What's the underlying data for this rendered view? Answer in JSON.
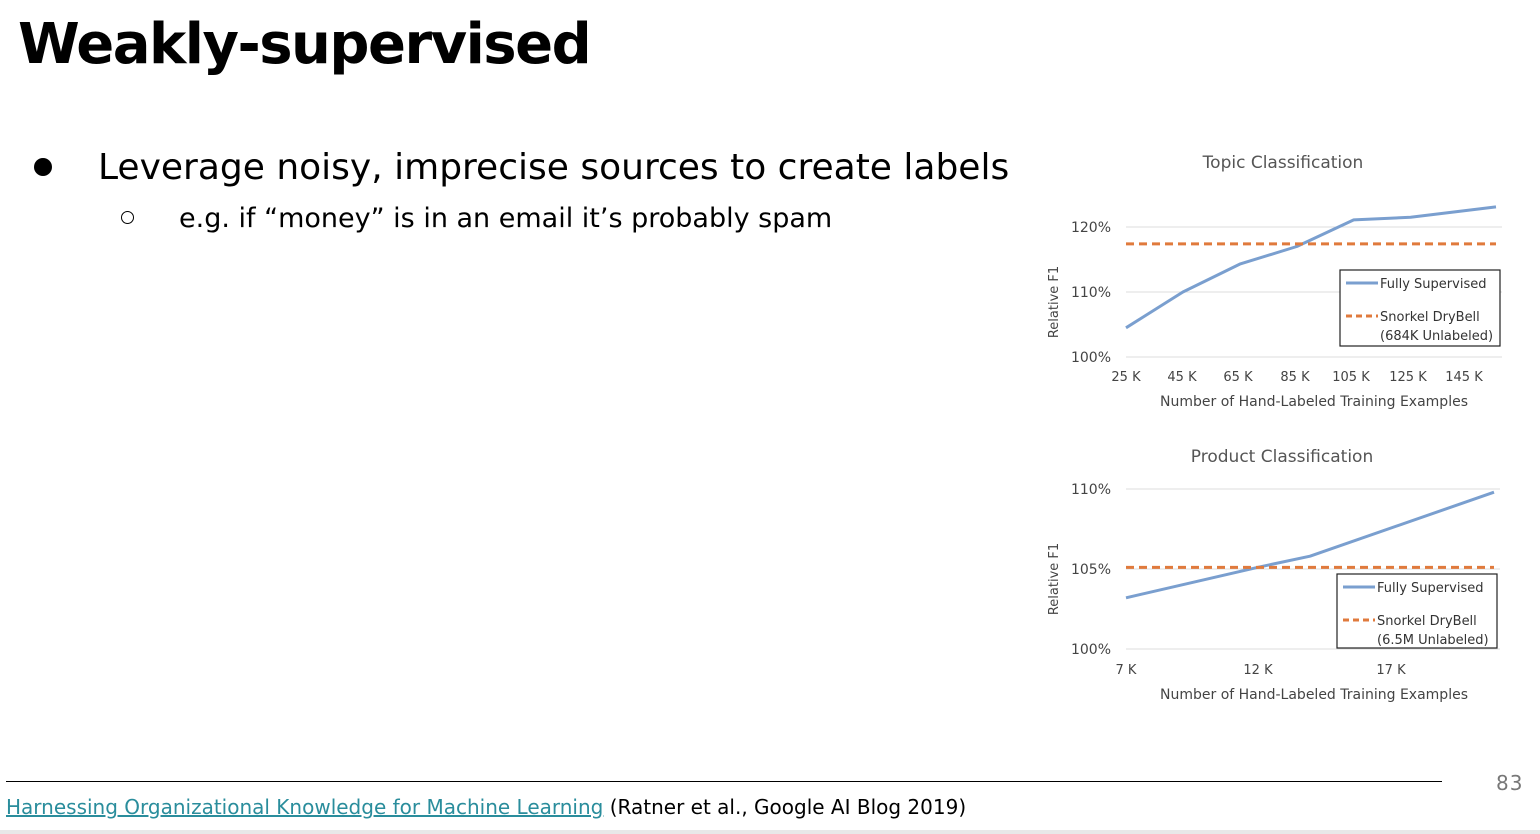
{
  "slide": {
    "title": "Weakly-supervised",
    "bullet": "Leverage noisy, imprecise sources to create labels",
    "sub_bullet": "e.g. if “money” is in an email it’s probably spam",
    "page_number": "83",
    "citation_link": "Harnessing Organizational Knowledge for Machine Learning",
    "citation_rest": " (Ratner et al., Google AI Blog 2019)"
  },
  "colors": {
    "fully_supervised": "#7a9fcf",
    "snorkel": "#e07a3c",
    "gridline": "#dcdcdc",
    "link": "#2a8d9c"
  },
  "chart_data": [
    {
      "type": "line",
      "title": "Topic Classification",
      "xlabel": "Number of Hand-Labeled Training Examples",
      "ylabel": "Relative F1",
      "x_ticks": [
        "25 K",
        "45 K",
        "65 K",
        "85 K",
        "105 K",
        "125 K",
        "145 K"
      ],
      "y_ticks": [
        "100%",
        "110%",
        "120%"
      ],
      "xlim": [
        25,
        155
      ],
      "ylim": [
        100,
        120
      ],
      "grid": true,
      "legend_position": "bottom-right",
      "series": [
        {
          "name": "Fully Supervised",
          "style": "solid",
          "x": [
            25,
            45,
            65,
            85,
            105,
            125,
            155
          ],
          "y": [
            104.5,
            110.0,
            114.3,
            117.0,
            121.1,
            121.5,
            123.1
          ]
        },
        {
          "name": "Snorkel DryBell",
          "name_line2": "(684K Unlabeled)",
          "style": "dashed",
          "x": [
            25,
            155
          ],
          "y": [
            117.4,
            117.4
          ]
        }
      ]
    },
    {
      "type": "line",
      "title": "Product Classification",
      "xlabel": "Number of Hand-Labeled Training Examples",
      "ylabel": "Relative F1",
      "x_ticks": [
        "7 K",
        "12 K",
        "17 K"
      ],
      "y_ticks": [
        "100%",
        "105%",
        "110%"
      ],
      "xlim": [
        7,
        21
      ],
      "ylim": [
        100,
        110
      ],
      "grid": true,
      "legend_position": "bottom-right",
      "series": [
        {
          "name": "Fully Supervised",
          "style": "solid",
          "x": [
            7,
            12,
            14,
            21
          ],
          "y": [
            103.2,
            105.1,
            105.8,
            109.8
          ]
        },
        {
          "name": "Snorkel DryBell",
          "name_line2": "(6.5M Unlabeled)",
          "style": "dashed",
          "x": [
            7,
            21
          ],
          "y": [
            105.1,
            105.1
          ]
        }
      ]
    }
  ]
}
########
THE TASK: Find every line above that contains the word "Classification", and return each one.

EXERCISE SOLUTION:
      "title": "Topic Classification",
      "title": "Product Classification",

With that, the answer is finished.